● **What you should do**
Tell how many lines in the data below include the word "https". The answer is the number only.

** start of Record list **

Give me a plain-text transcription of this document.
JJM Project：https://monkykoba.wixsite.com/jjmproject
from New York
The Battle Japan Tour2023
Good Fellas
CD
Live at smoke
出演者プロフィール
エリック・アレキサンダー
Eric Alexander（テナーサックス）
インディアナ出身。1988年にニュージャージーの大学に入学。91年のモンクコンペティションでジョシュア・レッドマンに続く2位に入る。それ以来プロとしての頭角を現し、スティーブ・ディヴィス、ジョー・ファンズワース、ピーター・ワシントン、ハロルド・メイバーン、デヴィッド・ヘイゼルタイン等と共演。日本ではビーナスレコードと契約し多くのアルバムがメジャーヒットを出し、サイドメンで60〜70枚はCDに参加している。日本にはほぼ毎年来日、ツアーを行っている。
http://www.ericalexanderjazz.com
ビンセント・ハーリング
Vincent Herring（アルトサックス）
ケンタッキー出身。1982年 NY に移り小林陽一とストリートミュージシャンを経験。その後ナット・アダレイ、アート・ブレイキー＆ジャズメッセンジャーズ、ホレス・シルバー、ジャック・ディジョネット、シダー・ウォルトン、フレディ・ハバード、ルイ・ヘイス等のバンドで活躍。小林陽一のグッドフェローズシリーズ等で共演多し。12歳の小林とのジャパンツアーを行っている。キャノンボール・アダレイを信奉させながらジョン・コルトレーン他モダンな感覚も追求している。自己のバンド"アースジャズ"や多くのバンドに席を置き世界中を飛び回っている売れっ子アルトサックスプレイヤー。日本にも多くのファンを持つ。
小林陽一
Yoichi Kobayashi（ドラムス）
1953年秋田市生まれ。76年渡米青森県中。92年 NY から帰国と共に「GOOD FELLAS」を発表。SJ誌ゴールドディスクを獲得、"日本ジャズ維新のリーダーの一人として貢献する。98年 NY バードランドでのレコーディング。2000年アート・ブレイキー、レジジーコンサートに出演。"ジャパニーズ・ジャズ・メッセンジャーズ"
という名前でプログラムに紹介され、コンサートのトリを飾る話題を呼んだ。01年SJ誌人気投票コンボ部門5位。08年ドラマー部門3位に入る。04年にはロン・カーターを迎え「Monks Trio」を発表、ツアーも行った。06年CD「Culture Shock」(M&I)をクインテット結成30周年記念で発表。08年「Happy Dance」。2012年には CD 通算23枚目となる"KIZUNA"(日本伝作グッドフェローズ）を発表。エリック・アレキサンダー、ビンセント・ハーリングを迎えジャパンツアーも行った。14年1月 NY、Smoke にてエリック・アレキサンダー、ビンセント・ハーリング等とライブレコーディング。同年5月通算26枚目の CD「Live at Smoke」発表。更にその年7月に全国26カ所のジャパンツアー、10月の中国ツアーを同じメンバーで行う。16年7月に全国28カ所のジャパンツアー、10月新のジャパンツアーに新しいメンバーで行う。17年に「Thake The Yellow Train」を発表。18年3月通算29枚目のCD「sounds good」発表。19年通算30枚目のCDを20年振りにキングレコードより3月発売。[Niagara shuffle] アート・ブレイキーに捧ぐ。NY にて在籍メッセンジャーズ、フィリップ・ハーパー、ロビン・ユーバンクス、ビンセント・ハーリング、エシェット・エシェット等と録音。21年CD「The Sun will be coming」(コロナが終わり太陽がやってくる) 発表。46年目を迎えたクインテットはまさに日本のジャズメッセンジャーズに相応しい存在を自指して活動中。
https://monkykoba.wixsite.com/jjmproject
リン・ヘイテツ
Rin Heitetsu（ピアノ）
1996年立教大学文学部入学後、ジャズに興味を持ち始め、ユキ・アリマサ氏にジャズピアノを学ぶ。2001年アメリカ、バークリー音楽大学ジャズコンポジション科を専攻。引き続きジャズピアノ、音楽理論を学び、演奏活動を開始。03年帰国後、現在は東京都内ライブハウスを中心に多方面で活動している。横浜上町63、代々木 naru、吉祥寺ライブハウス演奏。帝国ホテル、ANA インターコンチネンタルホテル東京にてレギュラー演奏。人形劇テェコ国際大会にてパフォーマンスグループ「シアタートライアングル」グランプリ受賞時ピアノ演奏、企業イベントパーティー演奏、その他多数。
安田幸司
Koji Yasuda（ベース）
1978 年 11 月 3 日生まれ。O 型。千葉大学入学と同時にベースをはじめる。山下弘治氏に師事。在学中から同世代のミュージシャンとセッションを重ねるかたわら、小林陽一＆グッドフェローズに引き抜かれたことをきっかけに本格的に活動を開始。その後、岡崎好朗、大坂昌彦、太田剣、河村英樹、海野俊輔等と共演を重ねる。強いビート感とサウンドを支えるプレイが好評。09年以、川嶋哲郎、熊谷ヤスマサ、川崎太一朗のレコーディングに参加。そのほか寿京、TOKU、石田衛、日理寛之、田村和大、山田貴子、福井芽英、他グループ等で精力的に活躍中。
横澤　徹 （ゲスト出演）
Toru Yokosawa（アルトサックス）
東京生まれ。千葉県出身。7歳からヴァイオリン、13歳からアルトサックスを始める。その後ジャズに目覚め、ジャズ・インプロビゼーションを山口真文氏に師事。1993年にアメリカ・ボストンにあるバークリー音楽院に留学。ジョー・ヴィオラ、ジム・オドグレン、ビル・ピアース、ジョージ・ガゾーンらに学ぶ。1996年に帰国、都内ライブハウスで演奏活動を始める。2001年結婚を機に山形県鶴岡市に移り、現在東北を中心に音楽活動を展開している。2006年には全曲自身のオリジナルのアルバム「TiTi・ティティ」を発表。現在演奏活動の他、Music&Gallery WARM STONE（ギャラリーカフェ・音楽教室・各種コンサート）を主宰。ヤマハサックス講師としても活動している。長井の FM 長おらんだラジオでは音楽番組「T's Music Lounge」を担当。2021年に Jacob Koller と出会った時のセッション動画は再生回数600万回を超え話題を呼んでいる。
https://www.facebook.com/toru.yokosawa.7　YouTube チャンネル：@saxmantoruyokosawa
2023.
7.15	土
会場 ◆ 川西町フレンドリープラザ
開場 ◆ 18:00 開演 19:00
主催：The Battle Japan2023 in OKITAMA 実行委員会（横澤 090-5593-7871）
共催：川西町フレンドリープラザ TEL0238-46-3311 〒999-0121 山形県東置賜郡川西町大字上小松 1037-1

** end of Record list **

● **Result**
3